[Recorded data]
□ □ □ □ □

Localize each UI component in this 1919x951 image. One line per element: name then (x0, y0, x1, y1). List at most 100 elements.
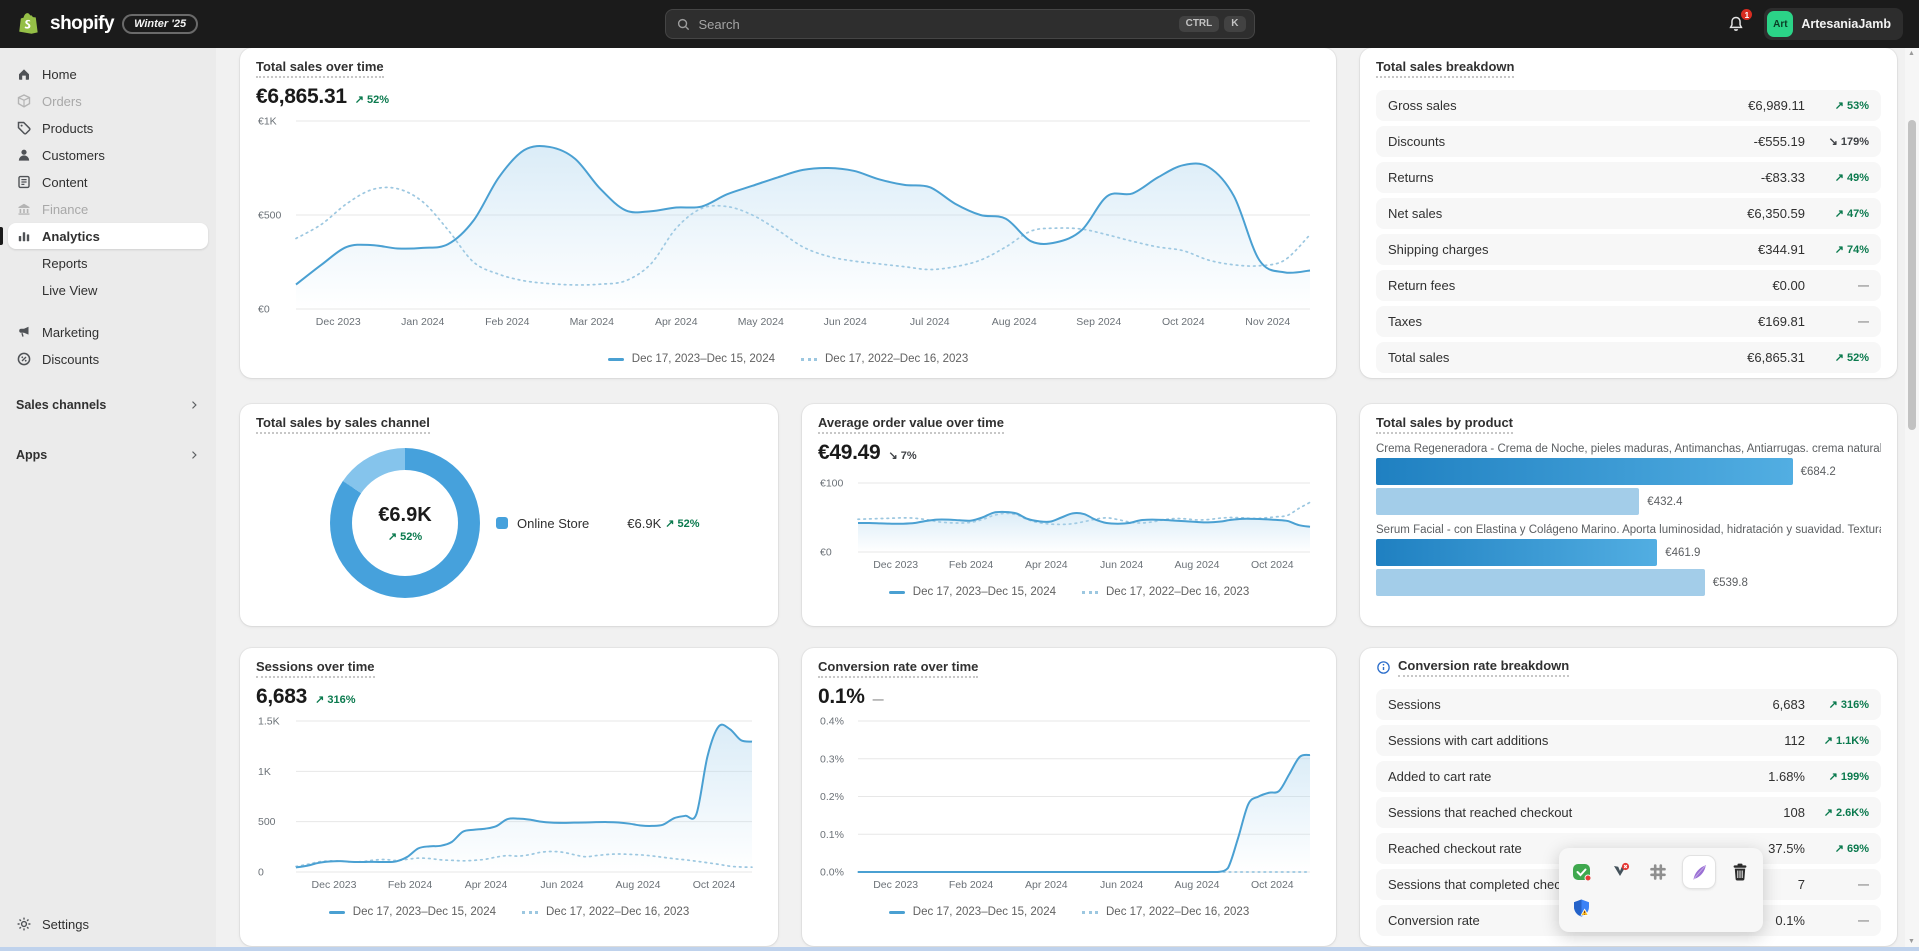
table-row: Sessions 6,683 ↗ 316% (1376, 689, 1881, 720)
bar-value-label: €461.9 (1665, 547, 1700, 559)
legend-current-label: Dec 17, 2023–Dec 15, 2024 (353, 906, 496, 918)
sidebar-item-label: Discounts (42, 352, 99, 367)
feather-highlighter-extension-icon[interactable] (1683, 856, 1715, 888)
table-row: Shipping charges €344.91 ↗ 74% (1376, 234, 1881, 265)
card-title-conversion[interactable]: Conversion rate over time (818, 659, 978, 678)
legend-dotted-line (522, 911, 538, 914)
bar-value-label: €684.2 (1801, 466, 1836, 478)
table-row: Discounts -€555.19 ↘ 179% (1376, 126, 1881, 157)
v-error-badge-extension-icon[interactable] (1607, 859, 1633, 885)
trash-extension-icon[interactable] (1727, 859, 1753, 885)
sidebar-item[interactable]: Live View (8, 277, 208, 303)
card-title-total-sales[interactable]: Total sales over time (256, 59, 384, 78)
winter-25-badge[interactable]: Winter '25 (122, 14, 198, 34)
legend-dotted-line (1082, 911, 1098, 914)
sidebar-item[interactable]: Content (8, 169, 208, 195)
vertical-scrollbar[interactable]: ▲ ▼ (1905, 48, 1919, 947)
card-title-products[interactable]: Total sales by product (1376, 415, 1513, 434)
row-delta: ↗ 69% (1819, 842, 1869, 855)
brand-wordmark: shopify (50, 13, 114, 35)
legend-current-label: Dec 17, 2023–Dec 15, 2024 (913, 586, 1056, 598)
row-label: Sessions with cart additions (1388, 733, 1784, 748)
svg-text:1K: 1K (258, 766, 271, 778)
svg-text:Jun 2024: Jun 2024 (1100, 559, 1143, 571)
row-delta: ↗ 316% (1819, 698, 1869, 711)
shopify-logo[interactable]: shopify (16, 11, 114, 37)
sidebar-item[interactable]: Analytics (8, 223, 208, 249)
sidebar-item-apps[interactable]: Apps (16, 448, 200, 462)
current-period-bar (1376, 539, 1657, 566)
sidebar-item[interactable]: Customers (8, 142, 208, 168)
sidebar-item[interactable]: Marketing (8, 319, 208, 345)
search-icon (676, 17, 691, 32)
product-name: Crema Regeneradora - Crema de Noche, pie… (1376, 443, 1881, 455)
row-value: €6,989.11 (1748, 98, 1805, 113)
row-delta: — (1819, 915, 1869, 927)
scroll-down-arrow[interactable]: ▼ (1907, 938, 1916, 945)
table-row: Total sales €6,865.31 ↗ 52% (1376, 342, 1881, 373)
search-input[interactable]: Search CTRL K (665, 9, 1255, 39)
row-label: Added to cart rate (1388, 769, 1768, 784)
svg-text:1.5K: 1.5K (258, 716, 280, 728)
total-sales-breakdown-card: Total sales breakdown Gross sales €6,989… (1360, 48, 1897, 378)
legend-previous-label: Dec 17, 2022–Dec 16, 2023 (825, 353, 968, 365)
clover-extension-icon[interactable] (1645, 859, 1671, 885)
info-icon[interactable] (1376, 660, 1391, 675)
sidebar-item-settings[interactable]: Settings (8, 911, 208, 937)
row-delta: — (1819, 316, 1869, 328)
row-value: -€83.33 (1761, 170, 1805, 185)
svg-text:Dec 2023: Dec 2023 (873, 879, 918, 891)
card-title-aov[interactable]: Average order value over time (818, 415, 1004, 434)
legend-previous-label: Dec 17, 2022–Dec 16, 2023 (546, 906, 689, 918)
card-title-sessions[interactable]: Sessions over time (256, 659, 375, 678)
sidebar-item[interactable]: Discounts (8, 346, 208, 372)
svg-text:Oct 2024: Oct 2024 (1162, 316, 1205, 328)
shield-warning-extension-icon[interactable] (1569, 895, 1595, 921)
store-menu-button[interactable]: Art ArtesaniaJamb (1764, 8, 1903, 40)
product-bar-group: Serum Facial - con Elastina y Colágeno M… (1376, 524, 1881, 596)
row-label: Returns (1388, 170, 1761, 185)
sidebar-item[interactable]: Reports (8, 250, 208, 276)
donut-center-value: €6.9K (378, 504, 431, 527)
legend-dotted-line (801, 358, 817, 361)
notifications-button[interactable]: 1 (1722, 10, 1750, 38)
sidebar-item-icon (16, 174, 32, 190)
sidebar-item-icon (16, 66, 32, 82)
row-label: Taxes (1388, 314, 1758, 329)
chart-legend: Dec 17, 2023–Dec 15, 2024 Dec 17, 2022–D… (256, 906, 762, 918)
k-key: K (1224, 16, 1245, 32)
scrollbar-thumb[interactable] (1908, 120, 1916, 430)
card-title-conv-breakdown[interactable]: Conversion rate breakdown (1398, 658, 1569, 677)
previous-period-bar (1376, 488, 1639, 515)
total-sales-by-product-card: Total sales by product Crema Regenerador… (1360, 404, 1897, 626)
sessions-chart: 1.5K1K5000Dec 2023Feb 2024Apr 2024Jun 20… (256, 713, 762, 894)
sidebar-item[interactable]: Home (8, 61, 208, 87)
current-period-bar (1376, 458, 1793, 485)
sidebar-item-icon (16, 147, 32, 163)
row-delta: ↗ 49% (1819, 171, 1869, 184)
legend-solid-line (889, 911, 905, 914)
row-delta: ↗ 53% (1819, 99, 1869, 112)
row-delta: ↗ 74% (1819, 243, 1869, 256)
row-label: Gross sales (1388, 98, 1748, 113)
sidebar-item-label: Home (42, 67, 77, 82)
svg-text:0: 0 (258, 867, 264, 879)
sidebar-item[interactable]: Orders (8, 88, 208, 114)
row-delta: — (1819, 879, 1869, 891)
row-value: 6,683 (1772, 697, 1805, 712)
scroll-up-arrow[interactable]: ▲ (1907, 50, 1916, 57)
card-title-breakdown[interactable]: Total sales breakdown (1376, 59, 1514, 78)
svg-text:May 2024: May 2024 (738, 316, 784, 328)
grammar-check-extension-icon[interactable] (1569, 859, 1595, 885)
svg-text:€500: €500 (258, 210, 282, 222)
top-bar: shopify Winter '25 Search CTRL K 1 Art A… (0, 0, 1919, 48)
svg-text:Feb 2024: Feb 2024 (949, 559, 994, 571)
sidebar-item[interactable]: Products (8, 115, 208, 141)
table-row: Taxes €169.81 — (1376, 306, 1881, 337)
sidebar-item[interactable]: Finance (8, 196, 208, 222)
sidebar-item-label: Live View (42, 283, 97, 298)
card-title-channel[interactable]: Total sales by sales channel (256, 415, 430, 434)
sidebar-item-sales-channels[interactable]: Sales channels (16, 398, 200, 412)
svg-text:Apr 2024: Apr 2024 (1025, 879, 1068, 891)
search-placeholder: Search (699, 17, 740, 32)
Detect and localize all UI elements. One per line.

□ □ □ □ □

● THE TASK:
Filter the records above down to every line that contains the string "shopify", matching case exactly, and copy those lines out.

● SOLUTION:
brand-wordmark: shopify (50, 13, 114, 35)
shopify-logo[interactable]: shopify (16, 11, 114, 37)
top-bar: shopify Winter '25 Search CTRL K 1 Art A… (0, 0, 1919, 48)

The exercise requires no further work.